### Problem
Make a verbatim copy of the entries below; pictures stay out.

[Records from a collection]
--------------------------------
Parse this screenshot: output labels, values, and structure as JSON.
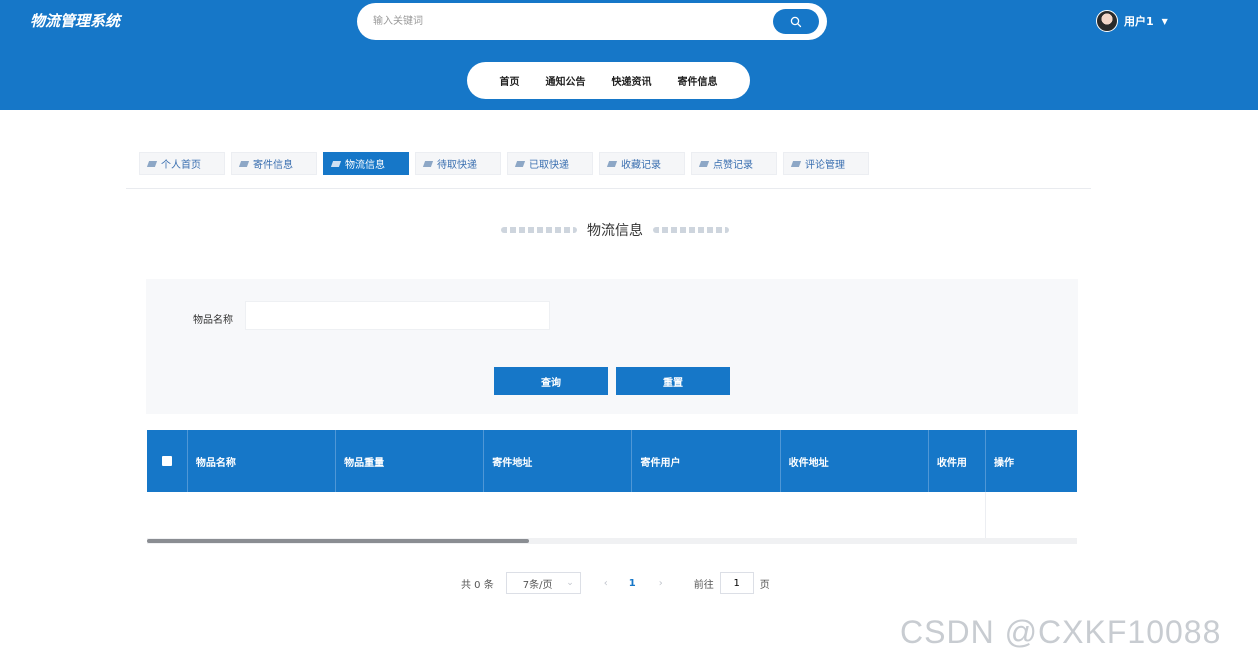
{
  "header": {
    "logo": "物流管理系统",
    "search_placeholder": "输入关键词",
    "user_name": "用户1",
    "nav": [
      "首页",
      "通知公告",
      "快递资讯",
      "寄件信息"
    ],
    "accent_color": "#1677c8"
  },
  "tabs": [
    {
      "label": "个人首页",
      "active": false
    },
    {
      "label": "寄件信息",
      "active": false
    },
    {
      "label": "物流信息",
      "active": true
    },
    {
      "label": "待取快递",
      "active": false
    },
    {
      "label": "已取快递",
      "active": false
    },
    {
      "label": "收藏记录",
      "active": false
    },
    {
      "label": "点赞记录",
      "active": false
    },
    {
      "label": "评论管理",
      "active": false
    }
  ],
  "page_title": "物流信息",
  "filter": {
    "label": "物品名称",
    "value": "",
    "query_label": "查询",
    "reset_label": "重置"
  },
  "table": {
    "columns": [
      "物品名称",
      "物品重量",
      "寄件地址",
      "寄件用户",
      "收件地址",
      "收件用"
    ],
    "op_column": "操作",
    "rows": []
  },
  "pagination": {
    "total": "共 0 条",
    "page_size": "7条/页",
    "current": "1",
    "goto_prefix": "前往",
    "goto_value": "1",
    "goto_suffix": "页"
  },
  "watermark": "CSDN @CXKF10088"
}
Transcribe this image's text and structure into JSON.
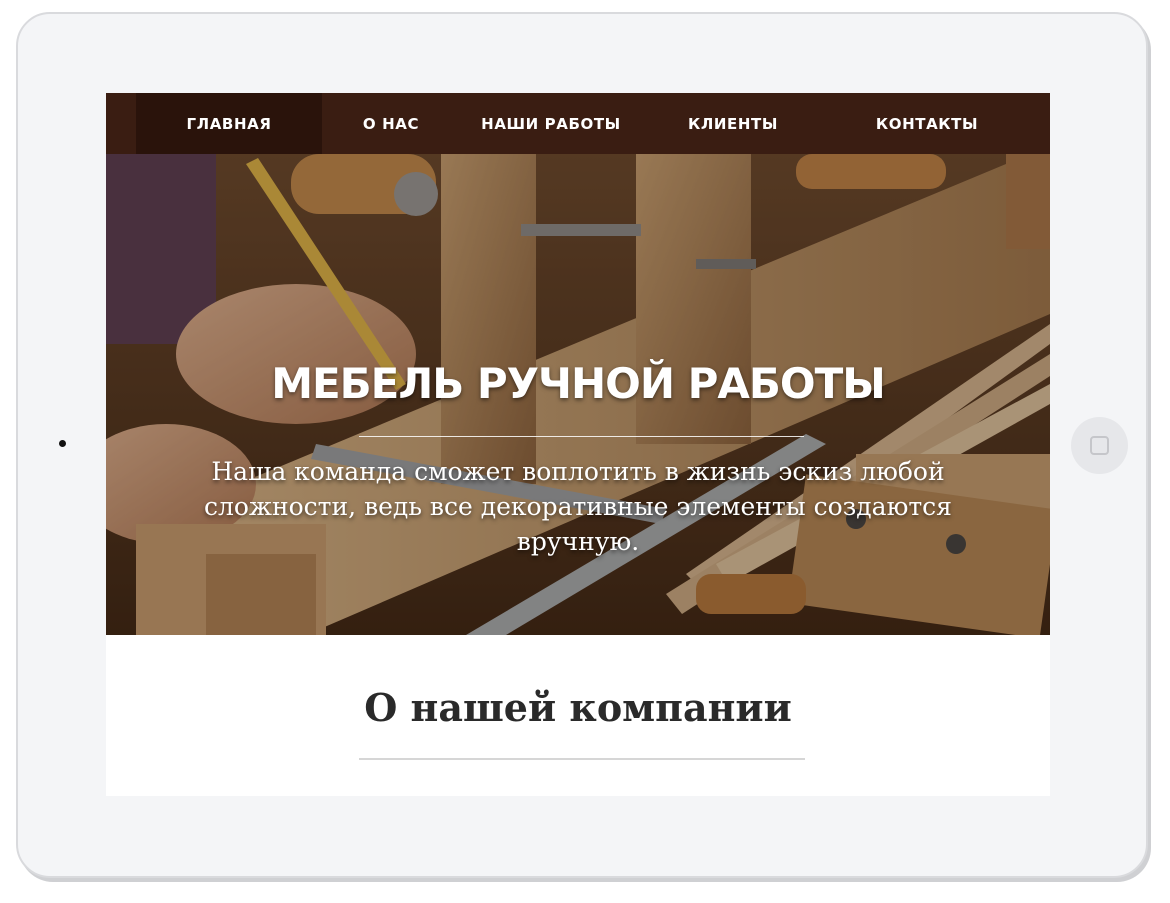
{
  "nav": {
    "items": [
      {
        "label": "ГЛАВНАЯ",
        "active": true
      },
      {
        "label": "О НАС",
        "active": false
      },
      {
        "label": "НАШИ РАБОТЫ",
        "active": false
      },
      {
        "label": "КЛИЕНТЫ",
        "active": false
      },
      {
        "label": "КОНТАКТЫ",
        "active": false
      }
    ]
  },
  "hero": {
    "title": "МЕБЕЛЬ РУЧНОЙ РАБОТЫ",
    "text": "Наша команда сможет воплотить в жизнь эскиз любой сложности, ведь все декоративные элементы создаются вручную.",
    "image": "woodworking-hands-measuring-photo"
  },
  "about": {
    "title": "О нашей компании"
  },
  "colors": {
    "nav_bg": "#3a1d12",
    "nav_active_bg": "#2a130b",
    "device_frame": "#f4f5f7",
    "text_dark": "#2a2a2a"
  },
  "icons": {
    "home_button": "square-home-icon",
    "bullet": "bullet-dot"
  }
}
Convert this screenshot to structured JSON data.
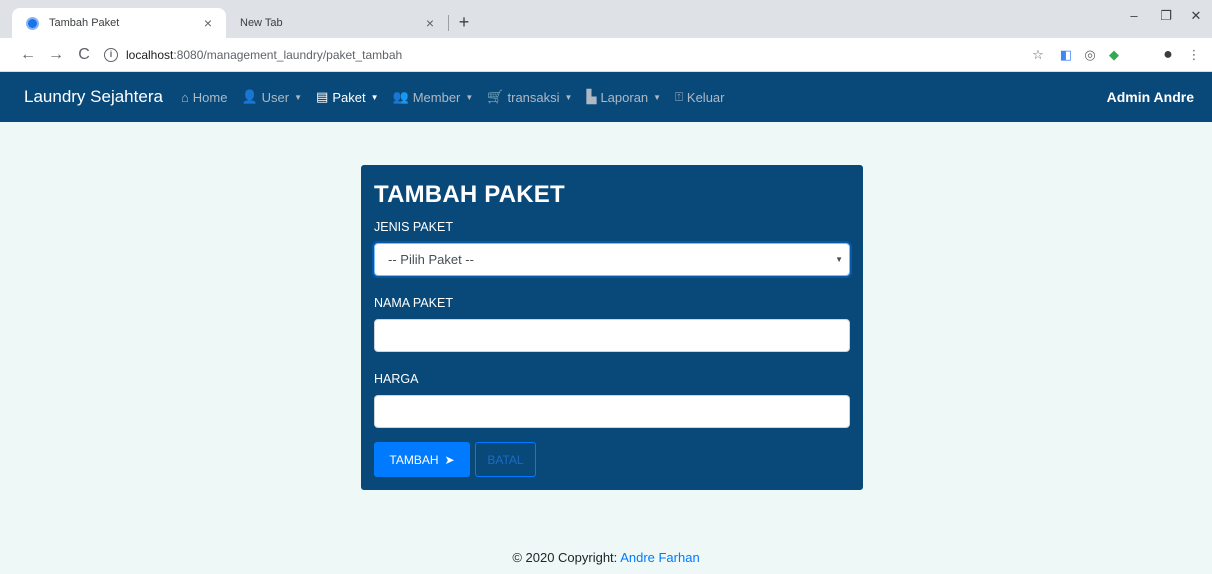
{
  "browser": {
    "tabs": [
      {
        "title": "Tambah Paket",
        "close": "×"
      },
      {
        "title": "New Tab",
        "close": "×"
      }
    ],
    "new_tab": "+",
    "window_controls": {
      "minimize": "–",
      "restore": "❐",
      "close": "✕"
    },
    "nav": {
      "back": "←",
      "forward": "→",
      "reload": "C"
    },
    "address": {
      "info_icon": "i",
      "host": "localhost",
      "path": ":8080/management_laundry/paket_tambah"
    },
    "toolbar_icons": {
      "star": "☆",
      "ext1": "◧",
      "ext2": "◎",
      "ext3": "◆",
      "profile": "●",
      "menu": "⋮"
    }
  },
  "navbar": {
    "brand": "Laundry Sejahtera",
    "items": [
      {
        "label": "Home",
        "icon": "home-icon",
        "glyph": "⌂"
      },
      {
        "label": "User",
        "icon": "user-icon",
        "glyph": "👤",
        "caret": "▼"
      },
      {
        "label": "Paket",
        "icon": "package-icon",
        "glyph": "▤",
        "caret": "▼"
      },
      {
        "label": "Member",
        "icon": "users-icon",
        "glyph": "👥",
        "caret": "▼"
      },
      {
        "label": "transaksi",
        "icon": "cart-icon",
        "glyph": "🛒",
        "caret": "▼"
      },
      {
        "label": "Laporan",
        "icon": "file-icon",
        "glyph": "▙",
        "caret": "▼"
      },
      {
        "label": "Keluar",
        "icon": "door-icon",
        "glyph": "⍐"
      }
    ],
    "user": "Admin Andre"
  },
  "form": {
    "title": "TAMBAH PAKET",
    "jenis_label": "JENIS PAKET",
    "jenis_selected": "-- Pilih Paket --",
    "nama_label": "NAMA PAKET",
    "nama_value": "",
    "harga_label": "HARGA",
    "harga_value": "",
    "submit_label": "TAMBAH",
    "submit_icon": "paper-plane-icon",
    "submit_glyph": "➤",
    "cancel_label": "BATAL"
  },
  "footer": {
    "text": "© 2020 Copyright: ",
    "link": "Andre Farhan"
  },
  "colors": {
    "navbar_bg": "#08497a",
    "page_bg": "#eef8f6",
    "primary": "#007bff"
  }
}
--------------------------------
### Written response
Parse this screenshot: output labels, values, and structure as JSON.
{
  "header": {
    "logo": "物流管理系统",
    "search_placeholder": "输入关键词",
    "user_name": "用户1",
    "nav": [
      "首页",
      "通知公告",
      "快递资讯",
      "寄件信息"
    ],
    "accent_color": "#1677c8"
  },
  "tabs": [
    {
      "label": "个人首页",
      "active": false
    },
    {
      "label": "寄件信息",
      "active": false
    },
    {
      "label": "物流信息",
      "active": true
    },
    {
      "label": "待取快递",
      "active": false
    },
    {
      "label": "已取快递",
      "active": false
    },
    {
      "label": "收藏记录",
      "active": false
    },
    {
      "label": "点赞记录",
      "active": false
    },
    {
      "label": "评论管理",
      "active": false
    }
  ],
  "page_title": "物流信息",
  "filter": {
    "label": "物品名称",
    "value": "",
    "query_label": "查询",
    "reset_label": "重置"
  },
  "table": {
    "columns": [
      "物品名称",
      "物品重量",
      "寄件地址",
      "寄件用户",
      "收件地址",
      "收件用"
    ],
    "op_column": "操作",
    "rows": []
  },
  "pagination": {
    "total": "共 0 条",
    "page_size": "7条/页",
    "current": "1",
    "goto_prefix": "前往",
    "goto_value": "1",
    "goto_suffix": "页"
  },
  "watermark": "CSDN @CXKF10088"
}
Transcribe this image's text and structure into JSON.
{
  "nav": {
    "items": [
      {
        "label": "ГЛАВНАЯ",
        "active": true
      },
      {
        "label": "О НАС",
        "active": false
      },
      {
        "label": "НАШИ РАБОТЫ",
        "active": false
      },
      {
        "label": "КЛИЕНТЫ",
        "active": false
      },
      {
        "label": "КОНТАКТЫ",
        "active": false
      }
    ]
  },
  "hero": {
    "title": "МЕБЕЛЬ РУЧНОЙ РАБОТЫ",
    "text": "Наша команда сможет воплотить в жизнь эскиз любой сложности, ведь все декоративные элементы создаются вручную.",
    "image": "woodworking-hands-measuring-photo"
  },
  "about": {
    "title": "О нашей компании"
  },
  "colors": {
    "nav_bg": "#3a1d12",
    "nav_active_bg": "#2a130b",
    "device_frame": "#f4f5f7",
    "text_dark": "#2a2a2a"
  },
  "icons": {
    "home_button": "square-home-icon",
    "bullet": "bullet-dot"
  }
}
Convert this screenshot to structured JSON data.
{
  "browser": {
    "tabs": [
      {
        "title": "Tambah Paket",
        "close": "×"
      },
      {
        "title": "New Tab",
        "close": "×"
      }
    ],
    "new_tab": "+",
    "window_controls": {
      "minimize": "–",
      "restore": "❐",
      "close": "✕"
    },
    "nav": {
      "back": "←",
      "forward": "→",
      "reload": "C"
    },
    "address": {
      "info_icon": "i",
      "host": "localhost",
      "path": ":8080/management_laundry/paket_tambah"
    },
    "toolbar_icons": {
      "star": "☆",
      "ext1": "◧",
      "ext2": "◎",
      "ext3": "◆",
      "profile": "●",
      "menu": "⋮"
    }
  },
  "navbar": {
    "brand": "Laundry Sejahtera",
    "items": [
      {
        "label": "Home",
        "icon": "home-icon",
        "glyph": "⌂"
      },
      {
        "label": "User",
        "icon": "user-icon",
        "glyph": "👤",
        "caret": "▼"
      },
      {
        "label": "Paket",
        "icon": "package-icon",
        "glyph": "▤",
        "caret": "▼"
      },
      {
        "label": "Member",
        "icon": "users-icon",
        "glyph": "👥",
        "caret": "▼"
      },
      {
        "label": "transaksi",
        "icon": "cart-icon",
        "glyph": "🛒",
        "caret": "▼"
      },
      {
        "label": "Laporan",
        "icon": "file-icon",
        "glyph": "▙",
        "caret": "▼"
      },
      {
        "label": "Keluar",
        "icon": "door-icon",
        "glyph": "⍐"
      }
    ],
    "user": "Admin Andre"
  },
  "form": {
    "title": "TAMBAH PAKET",
    "jenis_label": "JENIS PAKET",
    "jenis_selected": "-- Pilih Paket --",
    "nama_label": "NAMA PAKET",
    "nama_value": "",
    "harga_label": "HARGA",
    "harga_value": "",
    "submit_label": "TAMBAH",
    "submit_icon": "paper-plane-icon",
    "submit_glyph": "➤",
    "cancel_label": "BATAL"
  },
  "footer": {
    "text": "© 2020 Copyright: ",
    "link": "Andre Farhan"
  },
  "colors": {
    "navbar_bg": "#08497a",
    "page_bg": "#eef8f6",
    "primary": "#007bff"
  }
}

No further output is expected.